- _Element location data_
>>>>

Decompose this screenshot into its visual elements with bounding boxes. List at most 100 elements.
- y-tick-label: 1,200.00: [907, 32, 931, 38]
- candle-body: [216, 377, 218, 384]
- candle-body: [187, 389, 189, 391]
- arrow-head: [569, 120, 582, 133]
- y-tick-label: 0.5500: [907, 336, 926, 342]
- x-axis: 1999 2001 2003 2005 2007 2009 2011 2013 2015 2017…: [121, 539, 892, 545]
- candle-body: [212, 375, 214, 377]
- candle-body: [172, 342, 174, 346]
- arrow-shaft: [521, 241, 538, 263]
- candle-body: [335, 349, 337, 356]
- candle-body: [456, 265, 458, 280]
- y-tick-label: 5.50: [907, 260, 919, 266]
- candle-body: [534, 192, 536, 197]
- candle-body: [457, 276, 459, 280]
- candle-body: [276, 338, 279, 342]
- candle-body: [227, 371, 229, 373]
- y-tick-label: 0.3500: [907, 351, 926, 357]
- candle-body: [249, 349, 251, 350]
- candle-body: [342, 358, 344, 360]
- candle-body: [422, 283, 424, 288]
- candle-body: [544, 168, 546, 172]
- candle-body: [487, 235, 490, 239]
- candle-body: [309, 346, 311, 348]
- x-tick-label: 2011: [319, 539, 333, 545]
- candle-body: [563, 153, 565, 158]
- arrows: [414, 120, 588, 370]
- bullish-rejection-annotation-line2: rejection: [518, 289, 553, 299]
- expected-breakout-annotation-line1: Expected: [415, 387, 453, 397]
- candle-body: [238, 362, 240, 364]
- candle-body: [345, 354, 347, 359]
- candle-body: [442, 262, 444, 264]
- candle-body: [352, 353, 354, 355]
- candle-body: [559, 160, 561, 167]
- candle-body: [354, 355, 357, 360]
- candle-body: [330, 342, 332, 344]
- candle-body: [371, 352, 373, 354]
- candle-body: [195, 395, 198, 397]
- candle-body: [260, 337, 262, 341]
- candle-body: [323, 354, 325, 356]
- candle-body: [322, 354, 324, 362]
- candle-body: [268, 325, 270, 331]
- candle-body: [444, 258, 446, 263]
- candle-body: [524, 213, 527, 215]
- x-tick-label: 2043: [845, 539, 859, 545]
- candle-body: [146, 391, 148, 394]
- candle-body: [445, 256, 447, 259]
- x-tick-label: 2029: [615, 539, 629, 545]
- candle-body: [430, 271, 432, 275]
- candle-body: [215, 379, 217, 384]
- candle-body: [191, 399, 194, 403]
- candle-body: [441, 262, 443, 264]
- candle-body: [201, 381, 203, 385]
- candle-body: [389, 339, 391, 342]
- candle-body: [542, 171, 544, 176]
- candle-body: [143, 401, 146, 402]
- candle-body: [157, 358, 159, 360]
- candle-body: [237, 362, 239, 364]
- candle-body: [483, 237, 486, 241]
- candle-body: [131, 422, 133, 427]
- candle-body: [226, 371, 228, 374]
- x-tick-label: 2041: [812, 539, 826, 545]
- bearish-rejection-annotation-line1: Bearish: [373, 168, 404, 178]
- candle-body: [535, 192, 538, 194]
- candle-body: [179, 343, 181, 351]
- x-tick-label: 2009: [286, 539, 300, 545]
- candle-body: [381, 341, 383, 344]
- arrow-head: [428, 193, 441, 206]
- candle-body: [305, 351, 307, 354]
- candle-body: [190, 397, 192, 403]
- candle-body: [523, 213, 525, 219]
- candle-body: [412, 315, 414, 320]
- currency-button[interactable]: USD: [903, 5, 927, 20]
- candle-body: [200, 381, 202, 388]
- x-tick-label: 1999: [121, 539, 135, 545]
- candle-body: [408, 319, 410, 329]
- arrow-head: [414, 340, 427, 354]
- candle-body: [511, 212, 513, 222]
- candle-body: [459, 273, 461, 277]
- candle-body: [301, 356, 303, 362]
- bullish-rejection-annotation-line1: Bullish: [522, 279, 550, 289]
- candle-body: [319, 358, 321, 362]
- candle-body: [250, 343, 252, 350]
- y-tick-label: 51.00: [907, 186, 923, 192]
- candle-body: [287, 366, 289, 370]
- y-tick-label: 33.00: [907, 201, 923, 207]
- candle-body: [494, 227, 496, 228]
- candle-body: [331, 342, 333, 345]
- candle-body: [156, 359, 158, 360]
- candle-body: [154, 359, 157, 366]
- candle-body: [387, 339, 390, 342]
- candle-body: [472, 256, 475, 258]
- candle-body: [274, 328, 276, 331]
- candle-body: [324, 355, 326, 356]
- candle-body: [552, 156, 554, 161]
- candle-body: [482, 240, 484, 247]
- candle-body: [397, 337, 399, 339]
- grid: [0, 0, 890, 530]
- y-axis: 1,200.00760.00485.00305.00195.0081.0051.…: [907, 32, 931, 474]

<<<<

- _PROBLEM STATEMENT_
Report every row above that contains the string "bullish", matching case exactly.

- _SOLUTION FOR THIS PROBLEM_
- bullish-rejection-annotation-line2: rejection: [518, 289, 553, 299]
- bullish-rejection-annotation-line1: Bullish: [522, 279, 550, 289]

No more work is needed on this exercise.